## SHORT TASK:
Check each statement against the comments on Japanese train melodies below, answering yes or no and quoting the words of the comments that decide it. 1. The door-closing melody at Ginza Station comes from a song from 1949. 2. The trip to Japan described in the comments was the partner's fourth visit. 3. Someone made a song for each station of the Yamanote line.

## SOURCE EXCERPT:
I was just in Japan a few months ago. It was my fourth visit, but the first for my partner, who found the different departure melodies notable and a really nice, cute, joyful thing. We made a point to listen to them whenever we were taking a train somewhere (which was of course very often, multiple times per day). In a way it feels like a funny thing to have near top-of-mind when it comes to memories of a trip that was packed with so many fun activities.
Noticed the Okachimachi and Uguisudani (and several other) melodies are the same... is that correct, or is that a mistake on the site? I imagine it's hard to have a unique melody for every single station, so I expect there are some repeats throughout the transit system, but those two stations are so close together, it's a surprise that they'd be the same.
Going off [0] where Okachimachi, Uguisudani, Nippori, Nishi-Nippori, Tabata, Sugamo, Otsuka, Mejiro, and Yoyogi are covered by the same lesson, I guess they must be?
There are multiple independent wiki sites on Japanese WWW documenting these things including historical changes and standard protocols as observed, for obvious reasons, in case anyone needs some data...
A couple of months ago, riding the subway through Ginza Station for the first time in a while, I noticed that the door-closing melody was from the 1949 song Ginza Kankan Musume [1, 2]. I’m normally not very familiar with Japanese pop music, but I happen to have the song on a playlist I listen to together with my five-year-old grandson. It brought a smile to my face, as it’s a cheerful, very slightly risqué song from the early postwar period, when Japanese popular culture was enjoying renewed freedom. It was fun to hear it in a subway station in 2025.
This probably has a philosophical underpinning in Animism, almost everything is anthropomorphized and given a "soul", personality. This has the affect of humanizing the most utilitarian parts of day-to-day life, commuting, a tax office, etc.
I made field recordings during my last stay in Tokyo. From those, I made a song for each station of the Yamanote line, using the Jingle in the prompt. The visuals were made similarly.

## MATERIAL:
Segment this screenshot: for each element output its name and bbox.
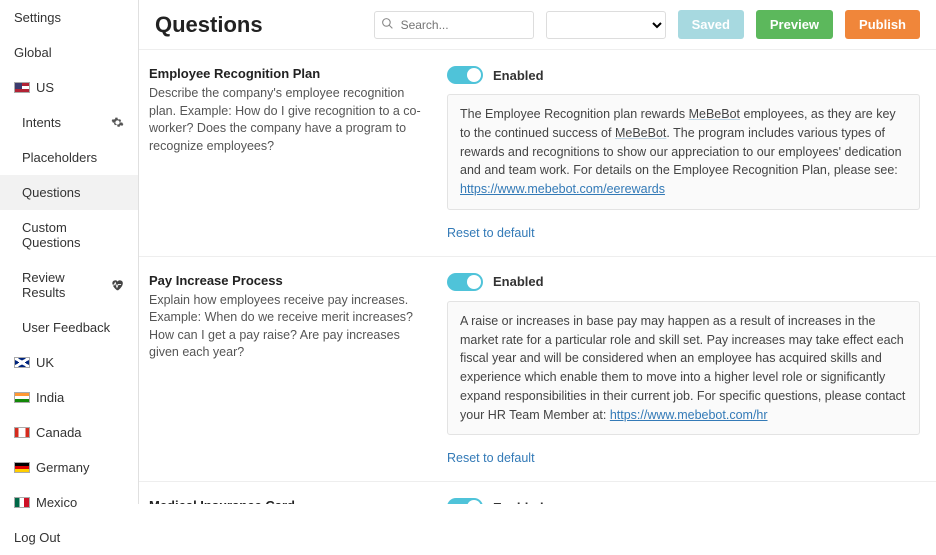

## OUTPUT BELOW:
1. Yes: "the door-closing melody was from the 1949 song Ginza Kankan Musume"
2. No: "It was my fourth visit, but the first for my partner"
3. Yes: "I made a song for each station of the Yamanote line"